## SET TASK
Can you transcribe every entry word for word, skipping the images?

(A block of data)

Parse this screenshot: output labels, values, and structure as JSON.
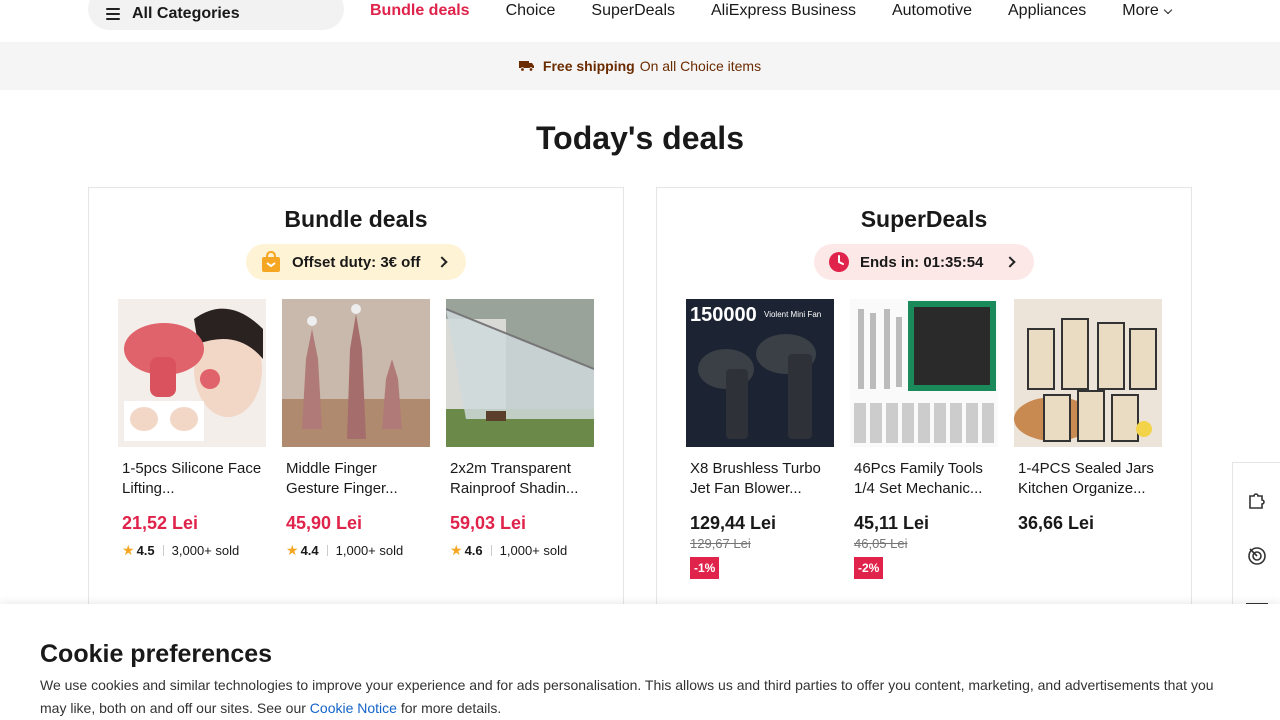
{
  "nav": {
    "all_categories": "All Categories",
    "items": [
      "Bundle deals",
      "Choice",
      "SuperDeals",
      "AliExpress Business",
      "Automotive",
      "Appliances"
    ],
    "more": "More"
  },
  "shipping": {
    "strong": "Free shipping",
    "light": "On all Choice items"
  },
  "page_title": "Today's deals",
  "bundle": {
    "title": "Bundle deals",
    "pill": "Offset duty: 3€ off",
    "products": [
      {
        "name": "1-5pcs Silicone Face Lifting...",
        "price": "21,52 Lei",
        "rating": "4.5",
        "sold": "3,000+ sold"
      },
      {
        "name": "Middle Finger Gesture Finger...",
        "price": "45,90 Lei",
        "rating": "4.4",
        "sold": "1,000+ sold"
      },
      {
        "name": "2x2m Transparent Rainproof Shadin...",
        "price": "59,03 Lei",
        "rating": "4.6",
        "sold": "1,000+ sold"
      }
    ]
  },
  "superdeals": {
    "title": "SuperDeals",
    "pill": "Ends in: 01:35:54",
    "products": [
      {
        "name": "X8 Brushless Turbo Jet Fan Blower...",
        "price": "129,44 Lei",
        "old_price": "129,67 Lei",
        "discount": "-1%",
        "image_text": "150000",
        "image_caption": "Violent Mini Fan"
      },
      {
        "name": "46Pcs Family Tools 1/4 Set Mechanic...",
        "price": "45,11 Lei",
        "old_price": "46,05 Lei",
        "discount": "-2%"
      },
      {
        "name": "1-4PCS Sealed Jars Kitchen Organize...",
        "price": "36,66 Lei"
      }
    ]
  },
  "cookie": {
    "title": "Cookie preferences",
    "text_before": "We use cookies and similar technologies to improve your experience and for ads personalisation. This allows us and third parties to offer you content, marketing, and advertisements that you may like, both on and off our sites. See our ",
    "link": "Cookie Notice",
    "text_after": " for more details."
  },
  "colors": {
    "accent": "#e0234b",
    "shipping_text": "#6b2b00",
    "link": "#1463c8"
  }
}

## SOLUTION FOR THIS PROBLEM
Parse this screenshot: output labels, values, and structure as JSON.
{
  "nav": {
    "all_categories": "All Categories",
    "items": [
      "Bundle deals",
      "Choice",
      "SuperDeals",
      "AliExpress Business",
      "Automotive",
      "Appliances"
    ],
    "more": "More"
  },
  "shipping": {
    "strong": "Free shipping",
    "light": "On all Choice items"
  },
  "page_title": "Today's deals",
  "bundle": {
    "title": "Bundle deals",
    "pill": "Offset duty: 3€ off",
    "products": [
      {
        "name": "1-5pcs Silicone Face Lifting...",
        "price": "21,52 Lei",
        "rating": "4.5",
        "sold": "3,000+ sold"
      },
      {
        "name": "Middle Finger Gesture Finger...",
        "price": "45,90 Lei",
        "rating": "4.4",
        "sold": "1,000+ sold"
      },
      {
        "name": "2x2m Transparent Rainproof Shadin...",
        "price": "59,03 Lei",
        "rating": "4.6",
        "sold": "1,000+ sold"
      }
    ]
  },
  "superdeals": {
    "title": "SuperDeals",
    "pill": "Ends in: 01:35:54",
    "products": [
      {
        "name": "X8 Brushless Turbo Jet Fan Blower...",
        "price": "129,44 Lei",
        "old_price": "129,67 Lei",
        "discount": "-1%",
        "image_text": "150000",
        "image_caption": "Violent Mini Fan"
      },
      {
        "name": "46Pcs Family Tools 1/4 Set Mechanic...",
        "price": "45,11 Lei",
        "old_price": "46,05 Lei",
        "discount": "-2%"
      },
      {
        "name": "1-4PCS Sealed Jars Kitchen Organize...",
        "price": "36,66 Lei"
      }
    ]
  },
  "cookie": {
    "title": "Cookie preferences",
    "text_before": "We use cookies and similar technologies to improve your experience and for ads personalisation. This allows us and third parties to offer you content, marketing, and advertisements that you may like, both on and off our sites. See our ",
    "link": "Cookie Notice",
    "text_after": " for more details."
  },
  "colors": {
    "accent": "#e0234b",
    "shipping_text": "#6b2b00",
    "link": "#1463c8"
  }
}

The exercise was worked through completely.